## [DATASET CONTENT]

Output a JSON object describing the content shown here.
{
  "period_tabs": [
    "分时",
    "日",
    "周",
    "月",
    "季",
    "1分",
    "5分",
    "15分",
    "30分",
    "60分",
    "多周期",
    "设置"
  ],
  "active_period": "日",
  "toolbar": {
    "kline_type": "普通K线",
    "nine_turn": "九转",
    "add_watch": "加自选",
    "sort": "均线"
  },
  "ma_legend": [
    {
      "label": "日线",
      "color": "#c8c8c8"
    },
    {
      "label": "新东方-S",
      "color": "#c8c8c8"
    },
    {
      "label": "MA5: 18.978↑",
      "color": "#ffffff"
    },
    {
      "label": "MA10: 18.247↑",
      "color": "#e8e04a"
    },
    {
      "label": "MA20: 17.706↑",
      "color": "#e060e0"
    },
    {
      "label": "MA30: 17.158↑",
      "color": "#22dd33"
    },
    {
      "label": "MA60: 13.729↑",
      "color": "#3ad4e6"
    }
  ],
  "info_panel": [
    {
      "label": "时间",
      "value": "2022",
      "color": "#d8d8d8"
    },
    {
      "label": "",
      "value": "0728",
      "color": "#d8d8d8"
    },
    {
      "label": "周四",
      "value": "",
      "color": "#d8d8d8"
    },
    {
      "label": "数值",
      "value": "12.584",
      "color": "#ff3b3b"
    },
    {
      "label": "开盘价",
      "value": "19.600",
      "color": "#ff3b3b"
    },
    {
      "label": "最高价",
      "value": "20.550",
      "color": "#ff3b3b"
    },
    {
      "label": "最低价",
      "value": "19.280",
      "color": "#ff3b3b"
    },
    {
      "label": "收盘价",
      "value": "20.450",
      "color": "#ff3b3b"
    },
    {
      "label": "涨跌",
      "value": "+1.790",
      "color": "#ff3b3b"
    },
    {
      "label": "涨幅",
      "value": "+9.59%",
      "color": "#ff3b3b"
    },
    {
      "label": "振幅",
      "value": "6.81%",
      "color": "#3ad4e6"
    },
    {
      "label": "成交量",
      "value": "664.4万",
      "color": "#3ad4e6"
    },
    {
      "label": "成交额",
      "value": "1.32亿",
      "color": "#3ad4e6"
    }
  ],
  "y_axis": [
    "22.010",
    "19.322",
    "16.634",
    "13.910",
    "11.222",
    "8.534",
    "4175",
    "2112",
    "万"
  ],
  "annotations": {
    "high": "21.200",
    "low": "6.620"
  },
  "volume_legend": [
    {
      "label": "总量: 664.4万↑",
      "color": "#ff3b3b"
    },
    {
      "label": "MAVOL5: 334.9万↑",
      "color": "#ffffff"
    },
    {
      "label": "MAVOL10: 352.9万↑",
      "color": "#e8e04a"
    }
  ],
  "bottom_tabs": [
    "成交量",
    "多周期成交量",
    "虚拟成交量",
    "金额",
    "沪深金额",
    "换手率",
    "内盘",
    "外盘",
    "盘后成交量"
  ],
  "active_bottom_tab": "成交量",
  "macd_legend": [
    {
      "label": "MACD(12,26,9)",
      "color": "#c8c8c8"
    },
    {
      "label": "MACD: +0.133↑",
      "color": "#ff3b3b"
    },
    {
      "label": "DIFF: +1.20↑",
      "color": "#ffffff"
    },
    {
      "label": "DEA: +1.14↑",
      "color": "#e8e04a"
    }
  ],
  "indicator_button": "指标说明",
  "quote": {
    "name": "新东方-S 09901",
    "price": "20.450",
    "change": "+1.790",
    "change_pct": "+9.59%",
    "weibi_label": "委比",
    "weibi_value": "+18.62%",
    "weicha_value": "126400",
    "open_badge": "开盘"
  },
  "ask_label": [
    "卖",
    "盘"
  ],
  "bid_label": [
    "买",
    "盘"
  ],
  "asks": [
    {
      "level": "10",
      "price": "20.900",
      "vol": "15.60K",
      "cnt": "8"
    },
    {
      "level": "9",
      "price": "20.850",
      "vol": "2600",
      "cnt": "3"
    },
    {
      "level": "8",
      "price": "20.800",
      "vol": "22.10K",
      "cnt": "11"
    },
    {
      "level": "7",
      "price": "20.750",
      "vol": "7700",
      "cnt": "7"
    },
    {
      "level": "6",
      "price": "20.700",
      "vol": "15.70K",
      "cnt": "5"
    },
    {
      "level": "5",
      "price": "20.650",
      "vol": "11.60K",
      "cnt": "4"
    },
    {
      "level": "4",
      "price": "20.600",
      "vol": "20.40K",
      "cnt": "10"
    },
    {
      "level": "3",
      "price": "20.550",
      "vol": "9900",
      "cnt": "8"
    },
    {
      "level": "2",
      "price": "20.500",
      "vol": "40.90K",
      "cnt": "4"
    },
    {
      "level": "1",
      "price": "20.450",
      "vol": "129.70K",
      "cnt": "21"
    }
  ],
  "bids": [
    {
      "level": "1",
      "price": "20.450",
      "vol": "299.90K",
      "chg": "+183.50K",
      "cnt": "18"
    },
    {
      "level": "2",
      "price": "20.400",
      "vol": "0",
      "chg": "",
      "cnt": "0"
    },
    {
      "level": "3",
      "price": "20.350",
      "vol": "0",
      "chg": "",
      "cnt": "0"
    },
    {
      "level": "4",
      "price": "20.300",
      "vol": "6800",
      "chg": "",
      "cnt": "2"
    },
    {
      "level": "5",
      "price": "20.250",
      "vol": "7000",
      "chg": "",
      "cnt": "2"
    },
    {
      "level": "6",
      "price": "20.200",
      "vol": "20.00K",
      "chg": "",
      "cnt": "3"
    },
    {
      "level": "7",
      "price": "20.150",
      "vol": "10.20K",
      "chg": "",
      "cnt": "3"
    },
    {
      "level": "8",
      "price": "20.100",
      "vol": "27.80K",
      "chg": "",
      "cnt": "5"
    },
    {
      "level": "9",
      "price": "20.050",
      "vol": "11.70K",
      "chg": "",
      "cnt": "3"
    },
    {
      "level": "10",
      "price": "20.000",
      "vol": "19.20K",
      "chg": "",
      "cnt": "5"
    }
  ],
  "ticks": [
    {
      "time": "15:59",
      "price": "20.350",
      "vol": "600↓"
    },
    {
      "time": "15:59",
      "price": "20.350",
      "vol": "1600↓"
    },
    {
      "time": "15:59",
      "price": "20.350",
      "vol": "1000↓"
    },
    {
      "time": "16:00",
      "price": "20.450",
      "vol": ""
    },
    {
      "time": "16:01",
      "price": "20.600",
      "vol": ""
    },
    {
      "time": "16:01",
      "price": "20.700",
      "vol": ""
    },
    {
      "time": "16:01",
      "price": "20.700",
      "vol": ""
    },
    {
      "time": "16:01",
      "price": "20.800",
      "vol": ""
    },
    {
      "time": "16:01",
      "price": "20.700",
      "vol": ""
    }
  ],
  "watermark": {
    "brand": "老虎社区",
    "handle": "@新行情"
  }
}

## [TASK GOAL]
From the records above, extract everything verbatim.

## [CORRECT RESULT]
Output a JSON object describing the content shown here.
{
  "period_tabs": [
    "分时",
    "日",
    "周",
    "月",
    "季",
    "1分",
    "5分",
    "15分",
    "30分",
    "60分",
    "多周期",
    "设置"
  ],
  "active_period": "日",
  "toolbar": {
    "kline_type": "普通K线",
    "nine_turn": "九转",
    "add_watch": "加自选",
    "sort": "均线"
  },
  "ma_legend": [
    {
      "label": "日线",
      "color": "#c8c8c8"
    },
    {
      "label": "新东方-S",
      "color": "#c8c8c8"
    },
    {
      "label": "MA5: 18.978↑",
      "color": "#ffffff"
    },
    {
      "label": "MA10: 18.247↑",
      "color": "#e8e04a"
    },
    {
      "label": "MA20: 17.706↑",
      "color": "#e060e0"
    },
    {
      "label": "MA30: 17.158↑",
      "color": "#22dd33"
    },
    {
      "label": "MA60: 13.729↑",
      "color": "#3ad4e6"
    }
  ],
  "info_panel": [
    {
      "label": "时间",
      "value": "2022",
      "color": "#d8d8d8"
    },
    {
      "label": "",
      "value": "0728",
      "color": "#d8d8d8"
    },
    {
      "label": "周四",
      "value": "",
      "color": "#d8d8d8"
    },
    {
      "label": "数值",
      "value": "12.584",
      "color": "#ff3b3b"
    },
    {
      "label": "开盘价",
      "value": "19.600",
      "color": "#ff3b3b"
    },
    {
      "label": "最高价",
      "value": "20.550",
      "color": "#ff3b3b"
    },
    {
      "label": "最低价",
      "value": "19.280",
      "color": "#ff3b3b"
    },
    {
      "label": "收盘价",
      "value": "20.450",
      "color": "#ff3b3b"
    },
    {
      "label": "涨跌",
      "value": "+1.790",
      "color": "#ff3b3b"
    },
    {
      "label": "涨幅",
      "value": "+9.59%",
      "color": "#ff3b3b"
    },
    {
      "label": "振幅",
      "value": "6.81%",
      "color": "#3ad4e6"
    },
    {
      "label": "成交量",
      "value": "664.4万",
      "color": "#3ad4e6"
    },
    {
      "label": "成交额",
      "value": "1.32亿",
      "color": "#3ad4e6"
    }
  ],
  "y_axis": [
    "22.010",
    "19.322",
    "16.634",
    "13.910",
    "11.222",
    "8.534",
    "4175",
    "2112",
    "万"
  ],
  "annotations": {
    "high": "21.200",
    "low": "6.620"
  },
  "volume_legend": [
    {
      "label": "总量: 664.4万↑",
      "color": "#ff3b3b"
    },
    {
      "label": "MAVOL5: 334.9万↑",
      "color": "#ffffff"
    },
    {
      "label": "MAVOL10: 352.9万↑",
      "color": "#e8e04a"
    }
  ],
  "bottom_tabs": [
    "成交量",
    "多周期成交量",
    "虚拟成交量",
    "金额",
    "沪深金额",
    "换手率",
    "内盘",
    "外盘",
    "盘后成交量"
  ],
  "active_bottom_tab": "成交量",
  "macd_legend": [
    {
      "label": "MACD(12,26,9)",
      "color": "#c8c8c8"
    },
    {
      "label": "MACD: +0.133↑",
      "color": "#ff3b3b"
    },
    {
      "label": "DIFF: +1.20↑",
      "color": "#ffffff"
    },
    {
      "label": "DEA: +1.14↑",
      "color": "#e8e04a"
    }
  ],
  "indicator_button": "指标说明",
  "quote": {
    "name": "新东方-S 09901",
    "price": "20.450",
    "change": "+1.790",
    "change_pct": "+9.59%",
    "weibi_label": "委比",
    "weibi_value": "+18.62%",
    "weicha_value": "126400",
    "open_badge": "开盘"
  },
  "ask_label": [
    "卖",
    "盘"
  ],
  "bid_label": [
    "买",
    "盘"
  ],
  "asks": [
    {
      "level": "10",
      "price": "20.900",
      "vol": "15.60K",
      "cnt": "8"
    },
    {
      "level": "9",
      "price": "20.850",
      "vol": "2600",
      "cnt": "3"
    },
    {
      "level": "8",
      "price": "20.800",
      "vol": "22.10K",
      "cnt": "11"
    },
    {
      "level": "7",
      "price": "20.750",
      "vol": "7700",
      "cnt": "7"
    },
    {
      "level": "6",
      "price": "20.700",
      "vol": "15.70K",
      "cnt": "5"
    },
    {
      "level": "5",
      "price": "20.650",
      "vol": "11.60K",
      "cnt": "4"
    },
    {
      "level": "4",
      "price": "20.600",
      "vol": "20.40K",
      "cnt": "10"
    },
    {
      "level": "3",
      "price": "20.550",
      "vol": "9900",
      "cnt": "8"
    },
    {
      "level": "2",
      "price": "20.500",
      "vol": "40.90K",
      "cnt": "4"
    },
    {
      "level": "1",
      "price": "20.450",
      "vol": "129.70K",
      "cnt": "21"
    }
  ],
  "bids": [
    {
      "level": "1",
      "price": "20.450",
      "vol": "299.90K",
      "chg": "+183.50K",
      "cnt": "18"
    },
    {
      "level": "2",
      "price": "20.400",
      "vol": "0",
      "chg": "",
      "cnt": "0"
    },
    {
      "level": "3",
      "price": "20.350",
      "vol": "0",
      "chg": "",
      "cnt": "0"
    },
    {
      "level": "4",
      "price": "20.300",
      "vol": "6800",
      "chg": "",
      "cnt": "2"
    },
    {
      "level": "5",
      "price": "20.250",
      "vol": "7000",
      "chg": "",
      "cnt": "2"
    },
    {
      "level": "6",
      "price": "20.200",
      "vol": "20.00K",
      "chg": "",
      "cnt": "3"
    },
    {
      "level": "7",
      "price": "20.150",
      "vol": "10.20K",
      "chg": "",
      "cnt": "3"
    },
    {
      "level": "8",
      "price": "20.100",
      "vol": "27.80K",
      "chg": "",
      "cnt": "5"
    },
    {
      "level": "9",
      "price": "20.050",
      "vol": "11.70K",
      "chg": "",
      "cnt": "3"
    },
    {
      "level": "10",
      "price": "20.000",
      "vol": "19.20K",
      "chg": "",
      "cnt": "5"
    }
  ],
  "ticks": [
    {
      "time": "15:59",
      "price": "20.350",
      "vol": "600↓"
    },
    {
      "time": "15:59",
      "price": "20.350",
      "vol": "1600↓"
    },
    {
      "time": "15:59",
      "price": "20.350",
      "vol": "1000↓"
    },
    {
      "time": "16:00",
      "price": "20.450",
      "vol": ""
    },
    {
      "time": "16:01",
      "price": "20.600",
      "vol": ""
    },
    {
      "time": "16:01",
      "price": "20.700",
      "vol": ""
    },
    {
      "time": "16:01",
      "price": "20.700",
      "vol": ""
    },
    {
      "time": "16:01",
      "price": "20.800",
      "vol": ""
    },
    {
      "time": "16:01",
      "price": "20.700",
      "vol": ""
    }
  ],
  "watermark": {
    "brand": "老虎社区",
    "handle": "@新行情"
  }
}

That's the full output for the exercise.